Task objective
With nothing added or dropped, copy the data that follows exactly.

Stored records
○ ○ ○

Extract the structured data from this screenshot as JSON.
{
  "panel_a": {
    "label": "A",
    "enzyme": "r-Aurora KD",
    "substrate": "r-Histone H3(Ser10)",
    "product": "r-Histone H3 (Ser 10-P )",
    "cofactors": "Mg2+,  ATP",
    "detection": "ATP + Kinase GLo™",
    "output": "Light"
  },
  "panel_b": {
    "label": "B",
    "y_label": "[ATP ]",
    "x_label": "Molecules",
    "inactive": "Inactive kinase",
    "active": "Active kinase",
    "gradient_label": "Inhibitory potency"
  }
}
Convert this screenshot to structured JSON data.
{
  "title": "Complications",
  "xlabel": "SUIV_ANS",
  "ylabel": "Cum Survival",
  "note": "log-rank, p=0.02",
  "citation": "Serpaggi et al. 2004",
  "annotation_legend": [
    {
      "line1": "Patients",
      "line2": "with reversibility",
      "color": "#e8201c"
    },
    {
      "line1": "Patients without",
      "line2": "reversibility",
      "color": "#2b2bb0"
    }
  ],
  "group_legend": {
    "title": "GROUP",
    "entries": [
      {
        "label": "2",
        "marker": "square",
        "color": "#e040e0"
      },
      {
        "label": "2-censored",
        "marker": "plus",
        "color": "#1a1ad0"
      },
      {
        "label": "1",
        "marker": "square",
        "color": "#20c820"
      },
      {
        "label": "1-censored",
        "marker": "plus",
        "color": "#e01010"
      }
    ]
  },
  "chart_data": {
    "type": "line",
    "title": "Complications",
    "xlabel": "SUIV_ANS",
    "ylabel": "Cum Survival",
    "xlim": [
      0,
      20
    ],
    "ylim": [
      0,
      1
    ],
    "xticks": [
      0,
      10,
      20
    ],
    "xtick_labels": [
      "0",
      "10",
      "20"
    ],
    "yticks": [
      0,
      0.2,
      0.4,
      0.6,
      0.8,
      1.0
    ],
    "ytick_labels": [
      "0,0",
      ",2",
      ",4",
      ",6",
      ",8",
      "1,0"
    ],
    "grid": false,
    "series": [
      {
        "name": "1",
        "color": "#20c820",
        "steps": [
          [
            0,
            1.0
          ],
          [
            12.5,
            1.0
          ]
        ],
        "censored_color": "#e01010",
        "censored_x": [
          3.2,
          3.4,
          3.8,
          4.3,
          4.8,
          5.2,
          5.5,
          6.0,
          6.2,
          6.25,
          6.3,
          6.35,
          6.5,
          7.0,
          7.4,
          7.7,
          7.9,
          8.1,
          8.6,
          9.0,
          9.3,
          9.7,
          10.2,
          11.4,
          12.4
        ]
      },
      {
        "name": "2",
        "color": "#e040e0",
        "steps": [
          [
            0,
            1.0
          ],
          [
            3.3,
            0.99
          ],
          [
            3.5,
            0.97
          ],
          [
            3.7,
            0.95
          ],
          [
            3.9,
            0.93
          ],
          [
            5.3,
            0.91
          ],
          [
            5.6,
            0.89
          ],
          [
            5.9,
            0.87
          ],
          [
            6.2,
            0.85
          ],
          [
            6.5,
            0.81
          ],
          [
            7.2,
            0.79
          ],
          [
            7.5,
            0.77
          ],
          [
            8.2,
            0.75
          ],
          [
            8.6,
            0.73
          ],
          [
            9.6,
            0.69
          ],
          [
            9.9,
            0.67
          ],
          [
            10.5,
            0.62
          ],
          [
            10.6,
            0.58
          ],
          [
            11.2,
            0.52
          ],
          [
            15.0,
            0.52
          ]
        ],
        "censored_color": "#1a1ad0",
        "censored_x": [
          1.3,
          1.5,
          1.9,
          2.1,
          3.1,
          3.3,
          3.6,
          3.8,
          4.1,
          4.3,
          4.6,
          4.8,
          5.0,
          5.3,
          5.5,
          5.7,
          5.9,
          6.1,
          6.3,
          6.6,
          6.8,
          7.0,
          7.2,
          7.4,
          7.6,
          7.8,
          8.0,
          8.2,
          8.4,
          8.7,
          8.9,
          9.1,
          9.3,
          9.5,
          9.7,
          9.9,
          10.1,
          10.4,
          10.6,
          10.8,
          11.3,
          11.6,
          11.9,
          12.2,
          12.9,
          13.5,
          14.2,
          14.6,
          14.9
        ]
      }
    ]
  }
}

○ ○ ○

Written reply
Extract the structured data from this screenshot as JSON.
{
  "panel_a": {
    "label": "A",
    "enzyme": "r-Aurora KD",
    "substrate": "r-Histone H3(Ser10)",
    "product": "r-Histone H3 (Ser 10-P )",
    "cofactors": "Mg2+,  ATP",
    "detection": "ATP + Kinase GLo™",
    "output": "Light"
  },
  "panel_b": {
    "label": "B",
    "y_label": "[ATP ]",
    "x_label": "Molecules",
    "inactive": "Inactive kinase",
    "active": "Active kinase",
    "gradient_label": "Inhibitory potency"
  }
}
Convert this screenshot to structured JSON data.
{
  "title": "Complications",
  "xlabel": "SUIV_ANS",
  "ylabel": "Cum Survival",
  "note": "log-rank, p=0.02",
  "citation": "Serpaggi et al. 2004",
  "annotation_legend": [
    {
      "line1": "Patients",
      "line2": "with reversibility",
      "color": "#e8201c"
    },
    {
      "line1": "Patients without",
      "line2": "reversibility",
      "color": "#2b2bb0"
    }
  ],
  "group_legend": {
    "title": "GROUP",
    "entries": [
      {
        "label": "2",
        "marker": "square",
        "color": "#e040e0"
      },
      {
        "label": "2-censored",
        "marker": "plus",
        "color": "#1a1ad0"
      },
      {
        "label": "1",
        "marker": "square",
        "color": "#20c820"
      },
      {
        "label": "1-censored",
        "marker": "plus",
        "color": "#e01010"
      }
    ]
  },
  "chart_data": {
    "type": "line",
    "title": "Complications",
    "xlabel": "SUIV_ANS",
    "ylabel": "Cum Survival",
    "xlim": [
      0,
      20
    ],
    "ylim": [
      0,
      1
    ],
    "xticks": [
      0,
      10,
      20
    ],
    "xtick_labels": [
      "0",
      "10",
      "20"
    ],
    "yticks": [
      0,
      0.2,
      0.4,
      0.6,
      0.8,
      1.0
    ],
    "ytick_labels": [
      "0,0",
      ",2",
      ",4",
      ",6",
      ",8",
      "1,0"
    ],
    "grid": false,
    "series": [
      {
        "name": "1",
        "color": "#20c820",
        "steps": [
          [
            0,
            1.0
          ],
          [
            12.5,
            1.0
          ]
        ],
        "censored_color": "#e01010",
        "censored_x": [
          3.2,
          3.4,
          3.8,
          4.3,
          4.8,
          5.2,
          5.5,
          6.0,
          6.2,
          6.25,
          6.3,
          6.35,
          6.5,
          7.0,
          7.4,
          7.7,
          7.9,
          8.1,
          8.6,
          9.0,
          9.3,
          9.7,
          10.2,
          11.4,
          12.4
        ]
      },
      {
        "name": "2",
        "color": "#e040e0",
        "steps": [
          [
            0,
            1.0
          ],
          [
            3.3,
            0.99
          ],
          [
            3.5,
            0.97
          ],
          [
            3.7,
            0.95
          ],
          [
            3.9,
            0.93
          ],
          [
            5.3,
            0.91
          ],
          [
            5.6,
            0.89
          ],
          [
            5.9,
            0.87
          ],
          [
            6.2,
            0.85
          ],
          [
            6.5,
            0.81
          ],
          [
            7.2,
            0.79
          ],
          [
            7.5,
            0.77
          ],
          [
            8.2,
            0.75
          ],
          [
            8.6,
            0.73
          ],
          [
            9.6,
            0.69
          ],
          [
            9.9,
            0.67
          ],
          [
            10.5,
            0.62
          ],
          [
            10.6,
            0.58
          ],
          [
            11.2,
            0.52
          ],
          [
            15.0,
            0.52
          ]
        ],
        "censored_color": "#1a1ad0",
        "censored_x": [
          1.3,
          1.5,
          1.9,
          2.1,
          3.1,
          3.3,
          3.6,
          3.8,
          4.1,
          4.3,
          4.6,
          4.8,
          5.0,
          5.3,
          5.5,
          5.7,
          5.9,
          6.1,
          6.3,
          6.6,
          6.8,
          7.0,
          7.2,
          7.4,
          7.6,
          7.8,
          8.0,
          8.2,
          8.4,
          8.7,
          8.9,
          9.1,
          9.3,
          9.5,
          9.7,
          9.9,
          10.1,
          10.4,
          10.6,
          10.8,
          11.3,
          11.6,
          11.9,
          12.2,
          12.9,
          13.5,
          14.2,
          14.6,
          14.9
        ]
      }
    ]
  }
}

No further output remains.